#### [EXERCISE REQUIREMENTS]
Retype all the entries word for word, but omit the pictures.
— begin EXERCISE DATA —
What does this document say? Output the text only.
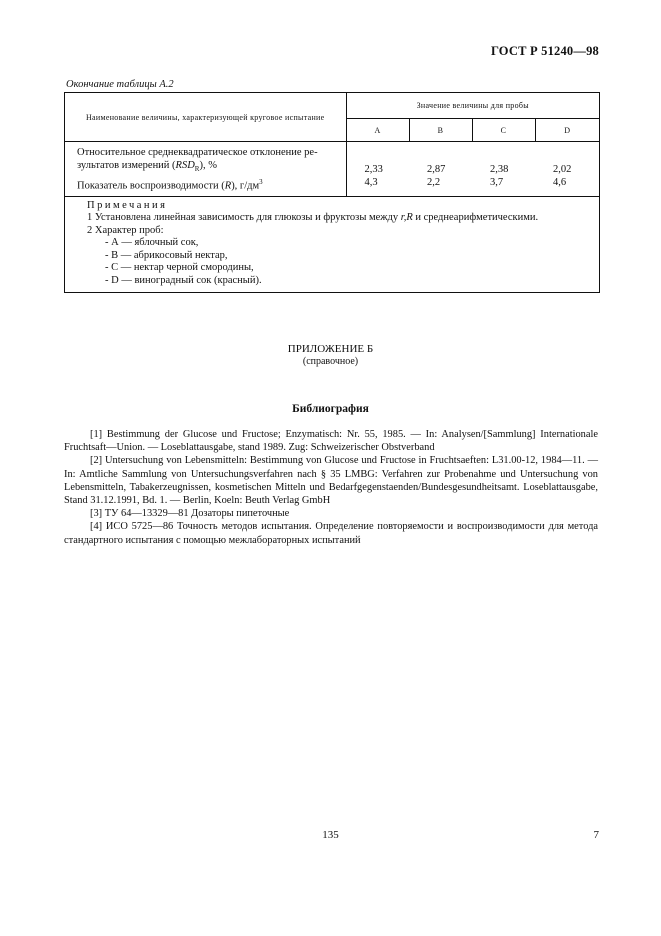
ГОСТ Р 51240—98
Окончание таблицы А.2
Наименование величины, характеризующей круговое испытание	Значение величины для пробы			
	A	B	C	D
Относительное среднеквадратическое отклонение ре-
зультатов измерений $(RSD_R)$, %	2,33	2,87	2,38	2,02
Показатель воспроизводимости (R), $г/дм^3$	4,3	2,2	3,7	4,6
Примечания
1 Установлена линейная зависимость для глюкозы и фруктозы между r,R и среднеарифметическими.
2 Характер проб:
- А — яблочный сок,
- В — абрикосовый нектар,
- С — нектар черной смородины,
- D — виноградный сок (красный).
ПРИЛОЖЕНИЕ Б
(справочное)
Библиография

[1] Bestimmung der Glucose und Fructose; Enzymatisch: Nr. 55, 1985. — In: Analysen/[Sammlung] Internationale Fruchtsaft—Union. — Loseblattausgabe, stand 1989. Zug: Schweizerischer Obstverband

[2] Untersuchung von Lebensmitteln: Bestimmung von Glucose und Fructose in Fruchtsaeften: L31.00-12, 1984—11. — In: Amtliche Sammlung von Untersuchungsverfahren nach § 35 LMBG: Verfahren zur Probenahme und Untersuchung von Lebensmitteln, Tabakerzeugnissen, kosmetischen Mitteln und Bedarfgegenstaenden/Bundesgesundheitsamt. Loseblattausgabe, Stand 31.12.1991, Bd. 1. — Berlin, Koeln: Beuth Verlag GmbH

[3] ТУ 64—13329—81 Дозаторы пипеточные

[4] ИСО 5725—86 Точность методов испытания. Определение повторяемости и воспроизводимости для метода стандартного испытания с помощью межлабораторных испытаний

135	7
— end EXERCISE DATA —
#### [WRITTEN ANSWER]
What does this document say? Output the text only.
ГОСТ Р 51240—98
Окончание таблицы А.2
Наименование величины, характеризующей круговое испытание	Значение величины для пробы			
	A	B	C	D
Относительное среднеквадратическое отклонение ре-
зультатов измерений $(RSD_R)$, %	2,33	2,87	2,38	2,02
Показатель воспроизводимости (R), $г/дм^3$	4,3	2,2	3,7	4,6
Примечания
1 Установлена линейная зависимость для глюкозы и фруктозы между r,R и среднеарифметическими.
2 Характер проб:
- А — яблочный сок,
- В — абрикосовый нектар,
- С — нектар черной смородины,
- D — виноградный сок (красный).
ПРИЛОЖЕНИЕ Б
(справочное)
Библиография

[1] Bestimmung der Glucose und Fructose; Enzymatisch: Nr. 55, 1985. — In: Analysen/[Sammlung] Internationale Fruchtsaft—Union. — Loseblattausgabe, stand 1989. Zug: Schweizerischer Obstverband

[2] Untersuchung von Lebensmitteln: Bestimmung von Glucose und Fructose in Fruchtsaeften: L31.00-12, 1984—11. — In: Amtliche Sammlung von Untersuchungsverfahren nach § 35 LMBG: Verfahren zur Probenahme und Untersuchung von Lebensmitteln, Tabakerzeugnissen, kosmetischen Mitteln und Bedarfgegenstaenden/Bundesgesundheitsamt. Loseblattausgabe, Stand 31.12.1991, Bd. 1. — Berlin, Koeln: Beuth Verlag GmbH

[3] ТУ 64—13329—81 Дозаторы пипеточные

[4] ИСО 5725—86 Точность методов испытания. Определение повторяемости и воспроизводимости для метода стандартного испытания с помощью межлабораторных испытаний

135	7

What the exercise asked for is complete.